[Dataset entries]

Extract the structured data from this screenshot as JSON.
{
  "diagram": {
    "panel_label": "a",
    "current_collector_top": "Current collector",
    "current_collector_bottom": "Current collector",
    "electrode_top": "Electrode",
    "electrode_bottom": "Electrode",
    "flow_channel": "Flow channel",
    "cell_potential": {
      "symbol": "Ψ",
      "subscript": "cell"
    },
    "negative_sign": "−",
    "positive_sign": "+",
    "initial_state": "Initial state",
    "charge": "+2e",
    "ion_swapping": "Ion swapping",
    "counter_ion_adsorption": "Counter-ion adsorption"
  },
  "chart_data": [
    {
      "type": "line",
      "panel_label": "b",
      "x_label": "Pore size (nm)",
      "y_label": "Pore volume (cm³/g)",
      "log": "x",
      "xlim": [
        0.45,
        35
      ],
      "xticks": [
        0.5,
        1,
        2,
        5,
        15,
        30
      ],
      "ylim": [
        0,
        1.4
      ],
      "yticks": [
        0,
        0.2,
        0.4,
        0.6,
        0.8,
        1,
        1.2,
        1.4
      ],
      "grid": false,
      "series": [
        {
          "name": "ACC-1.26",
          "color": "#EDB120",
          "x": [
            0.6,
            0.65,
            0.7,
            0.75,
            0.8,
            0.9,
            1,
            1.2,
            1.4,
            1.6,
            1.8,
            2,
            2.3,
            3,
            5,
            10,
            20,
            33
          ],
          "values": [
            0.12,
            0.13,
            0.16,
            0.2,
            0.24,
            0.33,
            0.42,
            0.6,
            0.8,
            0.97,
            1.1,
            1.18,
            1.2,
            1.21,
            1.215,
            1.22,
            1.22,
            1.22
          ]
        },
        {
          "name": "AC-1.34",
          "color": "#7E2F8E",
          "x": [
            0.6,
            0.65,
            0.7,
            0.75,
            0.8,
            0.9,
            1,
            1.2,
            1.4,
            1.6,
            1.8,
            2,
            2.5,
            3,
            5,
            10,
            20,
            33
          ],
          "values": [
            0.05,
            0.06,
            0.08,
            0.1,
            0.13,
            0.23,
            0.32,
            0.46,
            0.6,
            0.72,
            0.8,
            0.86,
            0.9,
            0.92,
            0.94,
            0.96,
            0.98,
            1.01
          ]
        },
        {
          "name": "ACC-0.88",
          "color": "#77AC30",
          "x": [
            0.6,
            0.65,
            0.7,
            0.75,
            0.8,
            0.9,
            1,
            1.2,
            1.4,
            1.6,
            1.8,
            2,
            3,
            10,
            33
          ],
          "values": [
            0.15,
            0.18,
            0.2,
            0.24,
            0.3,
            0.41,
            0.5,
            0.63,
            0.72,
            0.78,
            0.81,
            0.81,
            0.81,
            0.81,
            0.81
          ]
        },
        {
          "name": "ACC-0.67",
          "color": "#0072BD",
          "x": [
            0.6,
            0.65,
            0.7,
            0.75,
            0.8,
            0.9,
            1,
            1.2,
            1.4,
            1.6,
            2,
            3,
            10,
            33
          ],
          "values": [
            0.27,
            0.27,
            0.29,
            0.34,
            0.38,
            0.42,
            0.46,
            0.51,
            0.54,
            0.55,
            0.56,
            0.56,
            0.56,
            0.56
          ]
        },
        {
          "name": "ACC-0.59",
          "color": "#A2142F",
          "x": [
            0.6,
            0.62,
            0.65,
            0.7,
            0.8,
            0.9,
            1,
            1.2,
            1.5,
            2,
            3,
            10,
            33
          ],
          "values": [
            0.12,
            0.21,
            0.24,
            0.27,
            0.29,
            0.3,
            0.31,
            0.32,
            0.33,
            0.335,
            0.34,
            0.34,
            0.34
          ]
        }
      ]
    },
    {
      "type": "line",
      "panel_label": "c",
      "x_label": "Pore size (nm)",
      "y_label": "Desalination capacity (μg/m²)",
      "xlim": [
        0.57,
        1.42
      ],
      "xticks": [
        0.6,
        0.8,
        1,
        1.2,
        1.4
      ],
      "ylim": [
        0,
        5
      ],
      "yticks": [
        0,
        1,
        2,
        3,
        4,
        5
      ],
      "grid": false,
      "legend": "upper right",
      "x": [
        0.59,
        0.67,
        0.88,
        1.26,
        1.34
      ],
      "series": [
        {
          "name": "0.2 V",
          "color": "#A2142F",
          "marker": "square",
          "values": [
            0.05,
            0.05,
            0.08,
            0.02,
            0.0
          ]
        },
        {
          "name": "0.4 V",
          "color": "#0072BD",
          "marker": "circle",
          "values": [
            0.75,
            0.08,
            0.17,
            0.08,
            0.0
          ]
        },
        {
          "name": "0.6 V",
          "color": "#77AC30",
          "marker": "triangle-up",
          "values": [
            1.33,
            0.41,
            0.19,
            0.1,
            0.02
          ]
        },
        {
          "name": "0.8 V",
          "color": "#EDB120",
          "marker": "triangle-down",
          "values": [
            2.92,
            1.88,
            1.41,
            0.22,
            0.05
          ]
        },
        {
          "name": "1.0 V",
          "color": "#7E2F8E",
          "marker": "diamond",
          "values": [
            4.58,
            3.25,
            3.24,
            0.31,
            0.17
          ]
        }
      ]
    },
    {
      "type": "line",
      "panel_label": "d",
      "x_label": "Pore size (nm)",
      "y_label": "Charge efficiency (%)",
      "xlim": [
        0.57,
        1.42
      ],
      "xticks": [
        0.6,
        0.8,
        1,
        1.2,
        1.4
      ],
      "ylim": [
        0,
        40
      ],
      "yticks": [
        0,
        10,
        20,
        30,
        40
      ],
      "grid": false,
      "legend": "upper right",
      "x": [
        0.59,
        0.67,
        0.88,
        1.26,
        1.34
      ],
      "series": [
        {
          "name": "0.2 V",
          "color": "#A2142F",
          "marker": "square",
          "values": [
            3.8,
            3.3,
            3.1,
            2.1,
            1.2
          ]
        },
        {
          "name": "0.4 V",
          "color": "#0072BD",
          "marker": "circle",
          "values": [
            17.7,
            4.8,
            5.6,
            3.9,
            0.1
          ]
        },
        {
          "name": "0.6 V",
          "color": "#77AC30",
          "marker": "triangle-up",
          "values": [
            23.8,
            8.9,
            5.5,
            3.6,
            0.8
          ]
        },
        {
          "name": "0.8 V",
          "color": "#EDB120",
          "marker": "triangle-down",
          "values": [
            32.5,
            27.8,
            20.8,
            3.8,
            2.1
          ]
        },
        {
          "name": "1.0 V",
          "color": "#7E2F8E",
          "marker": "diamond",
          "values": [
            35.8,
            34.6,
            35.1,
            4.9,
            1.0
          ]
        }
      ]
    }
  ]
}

## SET TASK
Reproduce the records in full, exactly as written.

## WORKED ANSWER
Extract the structured data from this screenshot as JSON.
{
  "diagram": {
    "panel_label": "a",
    "current_collector_top": "Current collector",
    "current_collector_bottom": "Current collector",
    "electrode_top": "Electrode",
    "electrode_bottom": "Electrode",
    "flow_channel": "Flow channel",
    "cell_potential": {
      "symbol": "Ψ",
      "subscript": "cell"
    },
    "negative_sign": "−",
    "positive_sign": "+",
    "initial_state": "Initial state",
    "charge": "+2e",
    "ion_swapping": "Ion swapping",
    "counter_ion_adsorption": "Counter-ion adsorption"
  },
  "chart_data": [
    {
      "type": "line",
      "panel_label": "b",
      "x_label": "Pore size (nm)",
      "y_label": "Pore volume (cm³/g)",
      "log": "x",
      "xlim": [
        0.45,
        35
      ],
      "xticks": [
        0.5,
        1,
        2,
        5,
        15,
        30
      ],
      "ylim": [
        0,
        1.4
      ],
      "yticks": [
        0,
        0.2,
        0.4,
        0.6,
        0.8,
        1,
        1.2,
        1.4
      ],
      "grid": false,
      "series": [
        {
          "name": "ACC-1.26",
          "color": "#EDB120",
          "x": [
            0.6,
            0.65,
            0.7,
            0.75,
            0.8,
            0.9,
            1,
            1.2,
            1.4,
            1.6,
            1.8,
            2,
            2.3,
            3,
            5,
            10,
            20,
            33
          ],
          "values": [
            0.12,
            0.13,
            0.16,
            0.2,
            0.24,
            0.33,
            0.42,
            0.6,
            0.8,
            0.97,
            1.1,
            1.18,
            1.2,
            1.21,
            1.215,
            1.22,
            1.22,
            1.22
          ]
        },
        {
          "name": "AC-1.34",
          "color": "#7E2F8E",
          "x": [
            0.6,
            0.65,
            0.7,
            0.75,
            0.8,
            0.9,
            1,
            1.2,
            1.4,
            1.6,
            1.8,
            2,
            2.5,
            3,
            5,
            10,
            20,
            33
          ],
          "values": [
            0.05,
            0.06,
            0.08,
            0.1,
            0.13,
            0.23,
            0.32,
            0.46,
            0.6,
            0.72,
            0.8,
            0.86,
            0.9,
            0.92,
            0.94,
            0.96,
            0.98,
            1.01
          ]
        },
        {
          "name": "ACC-0.88",
          "color": "#77AC30",
          "x": [
            0.6,
            0.65,
            0.7,
            0.75,
            0.8,
            0.9,
            1,
            1.2,
            1.4,
            1.6,
            1.8,
            2,
            3,
            10,
            33
          ],
          "values": [
            0.15,
            0.18,
            0.2,
            0.24,
            0.3,
            0.41,
            0.5,
            0.63,
            0.72,
            0.78,
            0.81,
            0.81,
            0.81,
            0.81,
            0.81
          ]
        },
        {
          "name": "ACC-0.67",
          "color": "#0072BD",
          "x": [
            0.6,
            0.65,
            0.7,
            0.75,
            0.8,
            0.9,
            1,
            1.2,
            1.4,
            1.6,
            2,
            3,
            10,
            33
          ],
          "values": [
            0.27,
            0.27,
            0.29,
            0.34,
            0.38,
            0.42,
            0.46,
            0.51,
            0.54,
            0.55,
            0.56,
            0.56,
            0.56,
            0.56
          ]
        },
        {
          "name": "ACC-0.59",
          "color": "#A2142F",
          "x": [
            0.6,
            0.62,
            0.65,
            0.7,
            0.8,
            0.9,
            1,
            1.2,
            1.5,
            2,
            3,
            10,
            33
          ],
          "values": [
            0.12,
            0.21,
            0.24,
            0.27,
            0.29,
            0.3,
            0.31,
            0.32,
            0.33,
            0.335,
            0.34,
            0.34,
            0.34
          ]
        }
      ]
    },
    {
      "type": "line",
      "panel_label": "c",
      "x_label": "Pore size (nm)",
      "y_label": "Desalination capacity (μg/m²)",
      "xlim": [
        0.57,
        1.42
      ],
      "xticks": [
        0.6,
        0.8,
        1,
        1.2,
        1.4
      ],
      "ylim": [
        0,
        5
      ],
      "yticks": [
        0,
        1,
        2,
        3,
        4,
        5
      ],
      "grid": false,
      "legend": "upper right",
      "x": [
        0.59,
        0.67,
        0.88,
        1.26,
        1.34
      ],
      "series": [
        {
          "name": "0.2 V",
          "color": "#A2142F",
          "marker": "square",
          "values": [
            0.05,
            0.05,
            0.08,
            0.02,
            0.0
          ]
        },
        {
          "name": "0.4 V",
          "color": "#0072BD",
          "marker": "circle",
          "values": [
            0.75,
            0.08,
            0.17,
            0.08,
            0.0
          ]
        },
        {
          "name": "0.6 V",
          "color": "#77AC30",
          "marker": "triangle-up",
          "values": [
            1.33,
            0.41,
            0.19,
            0.1,
            0.02
          ]
        },
        {
          "name": "0.8 V",
          "color": "#EDB120",
          "marker": "triangle-down",
          "values": [
            2.92,
            1.88,
            1.41,
            0.22,
            0.05
          ]
        },
        {
          "name": "1.0 V",
          "color": "#7E2F8E",
          "marker": "diamond",
          "values": [
            4.58,
            3.25,
            3.24,
            0.31,
            0.17
          ]
        }
      ]
    },
    {
      "type": "line",
      "panel_label": "d",
      "x_label": "Pore size (nm)",
      "y_label": "Charge efficiency (%)",
      "xlim": [
        0.57,
        1.42
      ],
      "xticks": [
        0.6,
        0.8,
        1,
        1.2,
        1.4
      ],
      "ylim": [
        0,
        40
      ],
      "yticks": [
        0,
        10,
        20,
        30,
        40
      ],
      "grid": false,
      "legend": "upper right",
      "x": [
        0.59,
        0.67,
        0.88,
        1.26,
        1.34
      ],
      "series": [
        {
          "name": "0.2 V",
          "color": "#A2142F",
          "marker": "square",
          "values": [
            3.8,
            3.3,
            3.1,
            2.1,
            1.2
          ]
        },
        {
          "name": "0.4 V",
          "color": "#0072BD",
          "marker": "circle",
          "values": [
            17.7,
            4.8,
            5.6,
            3.9,
            0.1
          ]
        },
        {
          "name": "0.6 V",
          "color": "#77AC30",
          "marker": "triangle-up",
          "values": [
            23.8,
            8.9,
            5.5,
            3.6,
            0.8
          ]
        },
        {
          "name": "0.8 V",
          "color": "#EDB120",
          "marker": "triangle-down",
          "values": [
            32.5,
            27.8,
            20.8,
            3.8,
            2.1
          ]
        },
        {
          "name": "1.0 V",
          "color": "#7E2F8E",
          "marker": "diamond",
          "values": [
            35.8,
            34.6,
            35.1,
            4.9,
            1.0
          ]
        }
      ]
    }
  ]
}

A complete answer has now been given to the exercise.